──────── TESTO FORNITO
Dei quattro tunisini, tutti con lo stesso cognome, non è ancora chiaro il vincolo di parentela da cui sono legati. Si chiamano tutti Baazaoui e tra di loro, nel corso delle telefonate intercettate si chiamavano «cugini». Con le autorità tunisine la procura di Roma sta verificando se, come nel caso di Napulsi, le identità fornite siano reali oppure frutto dell'ennesimo falso. Quello che è certo è che la banda aveva a disposizione un garage nei pressi di piazza Mercato dove gli uomini della Digos di Napoli hanno rinvenuto decine di carte d'identità, patenti, libretti di circolazione e permessi di soggiorno ancora da compilare. Su tutto il materiale rinvenuto nel garage e nelle abitazioni dei tunisini sono ora in corso ulteriori verifiche da parte della procura.
────────────────
──────── RIGHE MOSTRATE
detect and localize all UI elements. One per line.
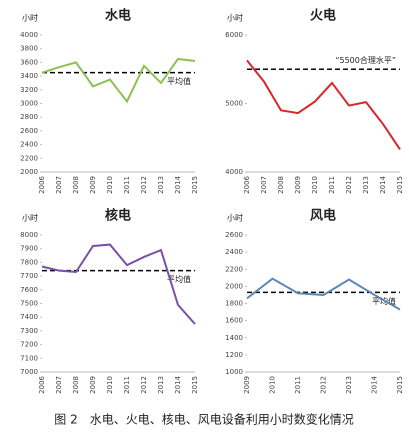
x-tick-label: 2010 — [106, 176, 114, 194]
x-tick-label: 2012 — [345, 176, 353, 194]
y-tick-label: 7900 — [20, 245, 38, 253]
y-tick-label: 3400 — [20, 72, 38, 80]
x-tick-label: 2006 — [38, 175, 46, 193]
y-tick-label: 2600 — [225, 231, 243, 239]
reference-label: 平均值 — [167, 274, 191, 284]
y-tick-label: 3200 — [20, 86, 38, 94]
y-axis-label: 小时 — [22, 13, 38, 23]
x-tick-label: 2007 — [55, 176, 63, 194]
y-tick-label: 2000 — [20, 168, 38, 176]
x-tick-label: 2013 — [157, 376, 165, 394]
chart-title: 火电 — [310, 8, 336, 24]
y-tick-label: 7700 — [20, 272, 38, 280]
chart-title: 风电 — [310, 208, 336, 224]
x-tick-label: 2006 — [38, 375, 46, 393]
x-tick-label: 2012 — [140, 176, 148, 194]
x-tick-label: 2007 — [55, 376, 63, 394]
x-tick-label: 2010 — [311, 176, 319, 194]
x-tick-label: 2008 — [72, 176, 80, 194]
y-tick-label: 7800 — [20, 258, 38, 266]
chart-title: 核电 — [105, 208, 131, 224]
y-tick-label: 4000 — [20, 31, 38, 39]
x-tick-label: 2015 — [396, 176, 404, 194]
y-tick-label: 2200 — [225, 265, 243, 273]
x-tick-label: 2009 — [294, 176, 302, 194]
reference-label: “5500合理水平” — [335, 55, 396, 65]
x-tick-label: 2014 — [379, 175, 387, 193]
x-tick-label: 2009 — [89, 376, 97, 394]
y-tick-label: 5000 — [225, 100, 243, 108]
data-line — [41, 243, 196, 325]
y-tick-label: 2200 — [20, 154, 38, 162]
x-tick-label: 2011 — [123, 176, 131, 194]
y-tick-label: 6000 — [225, 31, 243, 39]
x-tick-label: 2010 — [269, 376, 277, 394]
x-tick-label: 2011 — [328, 176, 336, 194]
x-tick-label: 2007 — [260, 176, 268, 194]
y-tick-label: 7600 — [20, 286, 38, 294]
y-tick-label: 1600 — [225, 317, 243, 325]
y-tick-label: 2400 — [20, 141, 38, 149]
y-tick-label: 2000 — [225, 282, 243, 290]
y-axis-label: 小时 — [22, 213, 38, 223]
x-tick-label: 2006 — [243, 175, 251, 193]
y-tick-label: 7500 — [20, 300, 38, 308]
y-tick-label: 7000 — [20, 368, 38, 376]
y-tick-label: 1200 — [225, 351, 243, 359]
chart-title: 水电 — [105, 8, 131, 24]
y-tick-label: 7300 — [20, 327, 38, 335]
y-axis-label: 小时 — [227, 213, 243, 223]
y-tick-label: 7400 — [20, 313, 38, 321]
y-tick-label: 3000 — [20, 100, 38, 108]
y-tick-label: 7100 — [20, 354, 38, 362]
x-tick-label: 2014 — [371, 375, 379, 393]
x-tick-label: 2013 — [345, 376, 353, 394]
y-tick-label: 3600 — [20, 58, 38, 66]
x-tick-label: 2015 — [191, 176, 199, 194]
y-tick-label: 1000 — [225, 368, 243, 376]
x-tick-label: 2012 — [140, 376, 148, 394]
data-line — [246, 59, 401, 150]
y-tick-label: 3800 — [20, 45, 38, 53]
data-line — [246, 277, 401, 311]
x-tick-label: 2012 — [320, 376, 328, 394]
y-tick-label: 2400 — [225, 248, 243, 256]
y-tick-label: 1400 — [225, 334, 243, 342]
x-tick-label: 2015 — [396, 376, 404, 394]
y-tick-label: 1800 — [225, 300, 243, 308]
x-tick-label: 2008 — [72, 376, 80, 394]
x-tick-label: 2011 — [123, 376, 131, 394]
y-tick-label: 7200 — [20, 341, 38, 349]
y-axis-label: 小时 — [227, 13, 243, 23]
y-tick-label: 4000 — [225, 168, 243, 176]
x-tick-label: 2009 — [89, 176, 97, 194]
reference-label: 平均值 — [167, 76, 191, 86]
x-tick-label: 2009 — [243, 376, 251, 394]
x-tick-label: 2010 — [106, 376, 114, 394]
x-tick-label: 2008 — [277, 176, 285, 194]
caption: 图 2 水电、火电、核电、风电设备利用小时数变化情况 — [54, 412, 353, 427]
x-tick-label: 2014 — [174, 375, 182, 393]
y-tick-label: 2600 — [20, 127, 38, 135]
x-tick-label: 2011 — [294, 376, 302, 394]
x-tick-label: 2013 — [362, 176, 370, 194]
x-tick-label: 2015 — [191, 376, 199, 394]
x-tick-label: 2014 — [174, 175, 182, 193]
y-tick-label: 2800 — [20, 113, 38, 121]
x-tick-label: 2013 — [157, 176, 165, 194]
data-line — [41, 57, 196, 104]
y-tick-label: 8000 — [20, 231, 38, 239]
────────────────
# [COMPITI DA SVOLGERE]
**1.** Elenca i tipi di documento che, secondo il testo sull'indagine, gli uomini della Digos hanno rinvenuto nel garage nei pressi di piazza Mercato.
**2.** Prosegui il testo sull'indagine a partire dalla sua ultima frase.
Le righe non hanno alcun legame con il testo.

# [SOLUZIONI DELL'ESERCIZIO]
**1.**
- carte d'identità
- patenti
- libretti di circolazione
- permessi di soggiorno

**2.**
Il capo della banda, Akram Baazaoui, viveva a pochi passi dal teatro San Ferdinando, in vico della Guardia; l'altro componente Dhiaddine abitava non molto distante, a corso Garibaldi. Quest'ultimo era il più attivo sui social network dove aveva creato almeno quattro profili Facebook. Del resto era proprio grazie alle attività su internet che l'organizzazione poteva prosperare, su Messanger arrivavano le foto e le generalità degli immigrati da apporre poi sui documenti falsi. Gli altri due membri della banda risiedevano invece nel Casertano. Mohammed, il braccio destro di Akram, abitava a Villa di Briano; Rabie viveva invece a Casal di Principe. Entrambi, quando l'attività della vendita dei documenti falsi scemava, vendevano sigarette di contrabbando all'esterno dei supermercati nella zona dell'Agro-aversano. Il loro compito era non solo ospitare gli immigrati per i pochi giorni utili a fabbricare i documenti falsi, ma anche a riscuotere i pagamenti utilizzando molto spesso un'agenzia di Money Transfer di San Cipriano d'Aversa.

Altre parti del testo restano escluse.